**** SOURCE RECORDS
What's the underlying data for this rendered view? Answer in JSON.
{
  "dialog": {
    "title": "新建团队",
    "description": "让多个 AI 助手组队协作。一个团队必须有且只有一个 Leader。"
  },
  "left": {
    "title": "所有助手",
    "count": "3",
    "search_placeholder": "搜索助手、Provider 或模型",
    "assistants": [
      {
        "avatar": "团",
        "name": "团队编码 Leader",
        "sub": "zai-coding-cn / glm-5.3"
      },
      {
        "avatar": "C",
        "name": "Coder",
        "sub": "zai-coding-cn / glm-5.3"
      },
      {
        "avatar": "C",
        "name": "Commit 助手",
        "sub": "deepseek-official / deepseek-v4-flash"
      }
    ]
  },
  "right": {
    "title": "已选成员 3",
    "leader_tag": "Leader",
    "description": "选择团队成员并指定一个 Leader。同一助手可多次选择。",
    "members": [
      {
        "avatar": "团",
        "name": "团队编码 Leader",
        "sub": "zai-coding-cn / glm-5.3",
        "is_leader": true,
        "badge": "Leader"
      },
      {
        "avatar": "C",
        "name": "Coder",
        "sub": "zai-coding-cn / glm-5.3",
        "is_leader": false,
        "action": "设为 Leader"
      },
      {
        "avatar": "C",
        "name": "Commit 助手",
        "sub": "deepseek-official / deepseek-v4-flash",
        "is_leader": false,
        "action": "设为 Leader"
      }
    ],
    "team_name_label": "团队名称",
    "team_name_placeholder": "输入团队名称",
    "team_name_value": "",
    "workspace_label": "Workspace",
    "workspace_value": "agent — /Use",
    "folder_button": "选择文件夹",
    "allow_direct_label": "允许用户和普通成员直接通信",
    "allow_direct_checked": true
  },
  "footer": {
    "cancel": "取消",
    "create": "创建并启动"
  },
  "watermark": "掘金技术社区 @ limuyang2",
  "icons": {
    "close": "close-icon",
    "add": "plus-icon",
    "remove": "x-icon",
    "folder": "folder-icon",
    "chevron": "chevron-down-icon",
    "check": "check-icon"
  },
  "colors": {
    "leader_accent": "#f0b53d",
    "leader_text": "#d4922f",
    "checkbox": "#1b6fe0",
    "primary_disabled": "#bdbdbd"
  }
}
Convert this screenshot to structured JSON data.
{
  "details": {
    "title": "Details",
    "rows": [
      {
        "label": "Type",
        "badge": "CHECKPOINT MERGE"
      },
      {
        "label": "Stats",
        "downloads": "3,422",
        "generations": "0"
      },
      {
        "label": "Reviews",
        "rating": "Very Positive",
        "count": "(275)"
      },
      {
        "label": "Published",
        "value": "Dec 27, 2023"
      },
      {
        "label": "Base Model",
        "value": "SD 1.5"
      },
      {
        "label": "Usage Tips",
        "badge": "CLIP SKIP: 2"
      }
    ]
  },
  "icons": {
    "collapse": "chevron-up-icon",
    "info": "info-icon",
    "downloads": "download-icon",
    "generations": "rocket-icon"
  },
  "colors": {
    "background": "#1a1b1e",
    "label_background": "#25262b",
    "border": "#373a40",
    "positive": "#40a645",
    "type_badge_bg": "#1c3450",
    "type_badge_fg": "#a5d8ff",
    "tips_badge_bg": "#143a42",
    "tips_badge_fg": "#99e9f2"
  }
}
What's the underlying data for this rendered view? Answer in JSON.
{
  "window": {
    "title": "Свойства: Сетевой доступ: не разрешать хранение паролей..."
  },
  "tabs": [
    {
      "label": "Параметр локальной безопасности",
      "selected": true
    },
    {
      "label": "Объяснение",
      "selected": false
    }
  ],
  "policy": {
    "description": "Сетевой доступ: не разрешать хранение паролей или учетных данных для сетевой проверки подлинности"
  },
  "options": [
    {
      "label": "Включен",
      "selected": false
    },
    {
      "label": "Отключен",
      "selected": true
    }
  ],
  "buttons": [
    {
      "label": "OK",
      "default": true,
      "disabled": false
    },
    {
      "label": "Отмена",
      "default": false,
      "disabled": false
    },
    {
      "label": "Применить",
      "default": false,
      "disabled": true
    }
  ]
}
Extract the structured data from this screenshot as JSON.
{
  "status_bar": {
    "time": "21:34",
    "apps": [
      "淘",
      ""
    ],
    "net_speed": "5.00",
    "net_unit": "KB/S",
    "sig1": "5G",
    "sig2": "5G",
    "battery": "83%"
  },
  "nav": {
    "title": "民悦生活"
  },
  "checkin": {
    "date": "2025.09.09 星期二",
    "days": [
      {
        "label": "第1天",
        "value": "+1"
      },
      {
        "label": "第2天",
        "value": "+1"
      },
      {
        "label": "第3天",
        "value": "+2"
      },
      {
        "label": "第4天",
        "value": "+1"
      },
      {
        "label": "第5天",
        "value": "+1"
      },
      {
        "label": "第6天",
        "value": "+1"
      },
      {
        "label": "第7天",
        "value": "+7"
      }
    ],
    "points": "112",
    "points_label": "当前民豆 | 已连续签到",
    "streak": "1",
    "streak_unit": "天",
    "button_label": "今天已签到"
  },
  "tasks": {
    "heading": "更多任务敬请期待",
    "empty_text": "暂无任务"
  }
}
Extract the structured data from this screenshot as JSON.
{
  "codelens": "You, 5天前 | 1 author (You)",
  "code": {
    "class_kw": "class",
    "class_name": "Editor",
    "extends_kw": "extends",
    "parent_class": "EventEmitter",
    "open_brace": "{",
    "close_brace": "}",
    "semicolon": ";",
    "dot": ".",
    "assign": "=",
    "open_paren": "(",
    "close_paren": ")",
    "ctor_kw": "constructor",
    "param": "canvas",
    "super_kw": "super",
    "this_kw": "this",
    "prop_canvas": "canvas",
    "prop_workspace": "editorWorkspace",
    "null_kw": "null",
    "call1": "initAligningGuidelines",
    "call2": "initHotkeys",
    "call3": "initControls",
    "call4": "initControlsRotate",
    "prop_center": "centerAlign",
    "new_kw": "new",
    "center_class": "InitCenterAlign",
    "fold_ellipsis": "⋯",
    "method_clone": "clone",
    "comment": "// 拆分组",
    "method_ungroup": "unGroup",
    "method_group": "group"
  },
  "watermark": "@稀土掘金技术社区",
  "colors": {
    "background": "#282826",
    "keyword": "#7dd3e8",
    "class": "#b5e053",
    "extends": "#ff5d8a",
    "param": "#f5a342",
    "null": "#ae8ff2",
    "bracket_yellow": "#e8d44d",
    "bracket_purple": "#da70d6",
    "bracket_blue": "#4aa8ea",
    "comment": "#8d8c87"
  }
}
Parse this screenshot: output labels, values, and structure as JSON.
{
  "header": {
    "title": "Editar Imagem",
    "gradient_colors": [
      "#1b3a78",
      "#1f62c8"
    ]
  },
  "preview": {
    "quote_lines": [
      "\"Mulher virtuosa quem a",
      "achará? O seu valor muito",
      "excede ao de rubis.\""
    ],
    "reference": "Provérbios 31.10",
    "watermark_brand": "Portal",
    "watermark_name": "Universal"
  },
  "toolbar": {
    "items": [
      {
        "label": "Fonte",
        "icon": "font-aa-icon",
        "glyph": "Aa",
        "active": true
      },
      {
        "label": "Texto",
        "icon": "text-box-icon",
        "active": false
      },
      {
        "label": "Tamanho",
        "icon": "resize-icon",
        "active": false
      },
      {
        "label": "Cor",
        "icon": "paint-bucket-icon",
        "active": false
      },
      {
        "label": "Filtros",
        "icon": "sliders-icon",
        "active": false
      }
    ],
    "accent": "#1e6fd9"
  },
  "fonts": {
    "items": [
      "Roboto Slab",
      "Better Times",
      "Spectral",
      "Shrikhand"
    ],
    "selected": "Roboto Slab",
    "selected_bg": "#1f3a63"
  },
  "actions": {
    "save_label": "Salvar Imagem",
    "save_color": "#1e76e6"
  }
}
********
- WHAT YOU ARE ASKED TO DO -
Repeat every entry word for word.

- ANSWER TO THE PROBLEM -
What's the underlying data for this rendered view? Answer in JSON.
{
  "dialog": {
    "title": "新建团队",
    "description": "让多个 AI 助手组队协作。一个团队必须有且只有一个 Leader。"
  },
  "left": {
    "title": "所有助手",
    "count": "3",
    "search_placeholder": "搜索助手、Provider 或模型",
    "assistants": [
      {
        "avatar": "团",
        "name": "团队编码 Leader",
        "sub": "zai-coding-cn / glm-5.3"
      },
      {
        "avatar": "C",
        "name": "Coder",
        "sub": "zai-coding-cn / glm-5.3"
      },
      {
        "avatar": "C",
        "name": "Commit 助手",
        "sub": "deepseek-official / deepseek-v4-flash"
      }
    ]
  },
  "right": {
    "title": "已选成员 3",
    "leader_tag": "Leader",
    "description": "选择团队成员并指定一个 Leader。同一助手可多次选择。",
    "members": [
      {
        "avatar": "团",
        "name": "团队编码 Leader",
        "sub": "zai-coding-cn / glm-5.3",
        "is_leader": true,
        "badge": "Leader"
      },
      {
        "avatar": "C",
        "name": "Coder",
        "sub": "zai-coding-cn / glm-5.3",
        "is_leader": false,
        "action": "设为 Leader"
      },
      {
        "avatar": "C",
        "name": "Commit 助手",
        "sub": "deepseek-official / deepseek-v4-flash",
        "is_leader": false,
        "action": "设为 Leader"
      }
    ],
    "team_name_label": "团队名称",
    "team_name_placeholder": "输入团队名称",
    "team_name_value": "",
    "workspace_label": "Workspace",
    "workspace_value": "agent — /Use",
    "folder_button": "选择文件夹",
    "allow_direct_label": "允许用户和普通成员直接通信",
    "allow_direct_checked": true
  },
  "footer": {
    "cancel": "取消",
    "create": "创建并启动"
  },
  "watermark": "掘金技术社区 @ limuyang2",
  "icons": {
    "close": "close-icon",
    "add": "plus-icon",
    "remove": "x-icon",
    "folder": "folder-icon",
    "chevron": "chevron-down-icon",
    "check": "check-icon"
  },
  "colors": {
    "leader_accent": "#f0b53d",
    "leader_text": "#d4922f",
    "checkbox": "#1b6fe0",
    "primary_disabled": "#bdbdbd"
  }
}
Convert this screenshot to structured JSON data.
{
  "details": {
    "title": "Details",
    "rows": [
      {
        "label": "Type",
        "badge": "CHECKPOINT MERGE"
      },
      {
        "label": "Stats",
        "downloads": "3,422",
        "generations": "0"
      },
      {
        "label": "Reviews",
        "rating": "Very Positive",
        "count": "(275)"
      },
      {
        "label": "Published",
        "value": "Dec 27, 2023"
      },
      {
        "label": "Base Model",
        "value": "SD 1.5"
      },
      {
        "label": "Usage Tips",
        "badge": "CLIP SKIP: 2"
      }
    ]
  },
  "icons": {
    "collapse": "chevron-up-icon",
    "info": "info-icon",
    "downloads": "download-icon",
    "generations": "rocket-icon"
  },
  "colors": {
    "background": "#1a1b1e",
    "label_background": "#25262b",
    "border": "#373a40",
    "positive": "#40a645",
    "type_badge_bg": "#1c3450",
    "type_badge_fg": "#a5d8ff",
    "tips_badge_bg": "#143a42",
    "tips_badge_fg": "#99e9f2"
  }
}
What's the underlying data for this rendered view? Answer in JSON.
{
  "window": {
    "title": "Свойства: Сетевой доступ: не разрешать хранение паролей..."
  },
  "tabs": [
    {
      "label": "Параметр локальной безопасности",
      "selected": true
    },
    {
      "label": "Объяснение",
      "selected": false
    }
  ],
  "policy": {
    "description": "Сетевой доступ: не разрешать хранение паролей или учетных данных для сетевой проверки подлинности"
  },
  "options": [
    {
      "label": "Включен",
      "selected": false
    },
    {
      "label": "Отключен",
      "selected": true
    }
  ],
  "buttons": [
    {
      "label": "OK",
      "default": true,
      "disabled": false
    },
    {
      "label": "Отмена",
      "default": false,
      "disabled": false
    },
    {
      "label": "Применить",
      "default": false,
      "disabled": true
    }
  ]
}
Extract the structured data from this screenshot as JSON.
{
  "status_bar": {
    "time": "21:34",
    "apps": [
      "淘",
      ""
    ],
    "net_speed": "5.00",
    "net_unit": "KB/S",
    "sig1": "5G",
    "sig2": "5G",
    "battery": "83%"
  },
  "nav": {
    "title": "民悦生活"
  },
  "checkin": {
    "date": "2025.09.09 星期二",
    "days": [
      {
        "label": "第1天",
        "value": "+1"
      },
      {
        "label": "第2天",
        "value": "+1"
      },
      {
        "label": "第3天",
        "value": "+2"
      },
      {
        "label": "第4天",
        "value": "+1"
      },
      {
        "label": "第5天",
        "value": "+1"
      },
      {
        "label": "第6天",
        "value": "+1"
      },
      {
        "label": "第7天",
        "value": "+7"
      }
    ],
    "points": "112",
    "points_label": "当前民豆 | 已连续签到",
    "streak": "1",
    "streak_unit": "天",
    "button_label": "今天已签到"
  },
  "tasks": {
    "heading": "更多任务敬请期待",
    "empty_text": "暂无任务"
  }
}
Extract the structured data from this screenshot as JSON.
{
  "codelens": "You, 5天前 | 1 author (You)",
  "code": {
    "class_kw": "class",
    "class_name": "Editor",
    "extends_kw": "extends",
    "parent_class": "EventEmitter",
    "open_brace": "{",
    "close_brace": "}",
    "semicolon": ";",
    "dot": ".",
    "assign": "=",
    "open_paren": "(",
    "close_paren": ")",
    "ctor_kw": "constructor",
    "param": "canvas",
    "super_kw": "super",
    "this_kw": "this",
    "prop_canvas": "canvas",
    "prop_workspace": "editorWorkspace",
    "null_kw": "null",
    "call1": "initAligningGuidelines",
    "call2": "initHotkeys",
    "call3": "initControls",
    "call4": "initControlsRotate",
    "prop_center": "centerAlign",
    "new_kw": "new",
    "center_class": "InitCenterAlign",
    "fold_ellipsis": "⋯",
    "method_clone": "clone",
    "comment": "// 拆分组",
    "method_ungroup": "unGroup",
    "method_group": "group"
  },
  "watermark": "@稀土掘金技术社区",
  "colors": {
    "background": "#282826",
    "keyword": "#7dd3e8",
    "class": "#b5e053",
    "extends": "#ff5d8a",
    "param": "#f5a342",
    "null": "#ae8ff2",
    "bracket_yellow": "#e8d44d",
    "bracket_purple": "#da70d6",
    "bracket_blue": "#4aa8ea",
    "comment": "#8d8c87"
  }
}
Parse this screenshot: output labels, values, and structure as JSON.
{
  "header": {
    "title": "Editar Imagem",
    "gradient_colors": [
      "#1b3a78",
      "#1f62c8"
    ]
  },
  "preview": {
    "quote_lines": [
      "\"Mulher virtuosa quem a",
      "achará? O seu valor muito",
      "excede ao de rubis.\""
    ],
    "reference": "Provérbios 31.10",
    "watermark_brand": "Portal",
    "watermark_name": "Universal"
  },
  "toolbar": {
    "items": [
      {
        "label": "Fonte",
        "icon": "font-aa-icon",
        "glyph": "Aa",
        "active": true
      },
      {
        "label": "Texto",
        "icon": "text-box-icon",
        "active": false
      },
      {
        "label": "Tamanho",
        "icon": "resize-icon",
        "active": false
      },
      {
        "label": "Cor",
        "icon": "paint-bucket-icon",
        "active": false
      },
      {
        "label": "Filtros",
        "icon": "sliders-icon",
        "active": false
      }
    ],
    "accent": "#1e6fd9"
  },
  "fonts": {
    "items": [
      "Roboto Slab",
      "Better Times",
      "Spectral",
      "Shrikhand"
    ],
    "selected": "Roboto Slab",
    "selected_bg": "#1f3a63"
  },
  "actions": {
    "save_label": "Salvar Imagem",
    "save_color": "#1e76e6"
  }
}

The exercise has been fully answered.